The complete listing should be restated exactly.

Start of Entries provided

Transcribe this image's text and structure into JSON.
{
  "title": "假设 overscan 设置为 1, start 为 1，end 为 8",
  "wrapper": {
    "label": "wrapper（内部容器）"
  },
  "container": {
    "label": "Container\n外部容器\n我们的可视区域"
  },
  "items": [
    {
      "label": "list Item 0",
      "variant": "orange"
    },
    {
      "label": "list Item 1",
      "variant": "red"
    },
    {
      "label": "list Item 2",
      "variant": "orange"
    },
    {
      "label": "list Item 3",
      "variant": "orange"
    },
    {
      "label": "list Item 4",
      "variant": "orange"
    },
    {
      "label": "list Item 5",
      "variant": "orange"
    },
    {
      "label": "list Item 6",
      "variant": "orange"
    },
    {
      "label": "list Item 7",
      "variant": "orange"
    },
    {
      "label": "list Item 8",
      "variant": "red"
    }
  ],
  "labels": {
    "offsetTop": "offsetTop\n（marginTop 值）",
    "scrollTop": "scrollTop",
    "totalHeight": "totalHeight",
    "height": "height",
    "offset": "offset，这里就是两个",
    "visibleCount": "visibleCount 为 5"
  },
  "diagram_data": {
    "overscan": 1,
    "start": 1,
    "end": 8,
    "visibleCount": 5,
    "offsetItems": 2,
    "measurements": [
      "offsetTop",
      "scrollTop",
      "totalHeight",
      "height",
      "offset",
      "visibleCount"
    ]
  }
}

End of Entries provided

▶ Output of the exercise
Transcribe this image's text and structure into JSON.
{
  "title": "假设 overscan 设置为 1, start 为 1，end 为 8",
  "wrapper": {
    "label": "wrapper（内部容器）"
  },
  "container": {
    "label": "Container\n外部容器\n我们的可视区域"
  },
  "items": [
    {
      "label": "list Item 0",
      "variant": "orange"
    },
    {
      "label": "list Item 1",
      "variant": "red"
    },
    {
      "label": "list Item 2",
      "variant": "orange"
    },
    {
      "label": "list Item 3",
      "variant": "orange"
    },
    {
      "label": "list Item 4",
      "variant": "orange"
    },
    {
      "label": "list Item 5",
      "variant": "orange"
    },
    {
      "label": "list Item 6",
      "variant": "orange"
    },
    {
      "label": "list Item 7",
      "variant": "orange"
    },
    {
      "label": "list Item 8",
      "variant": "red"
    }
  ],
  "labels": {
    "offsetTop": "offsetTop\n（marginTop 值）",
    "scrollTop": "scrollTop",
    "totalHeight": "totalHeight",
    "height": "height",
    "offset": "offset，这里就是两个",
    "visibleCount": "visibleCount 为 5"
  },
  "diagram_data": {
    "overscan": 1,
    "start": 1,
    "end": 8,
    "visibleCount": 5,
    "offsetItems": 2,
    "measurements": [
      "offsetTop",
      "scrollTop",
      "totalHeight",
      "height",
      "offset",
      "visibleCount"
    ]
  }
}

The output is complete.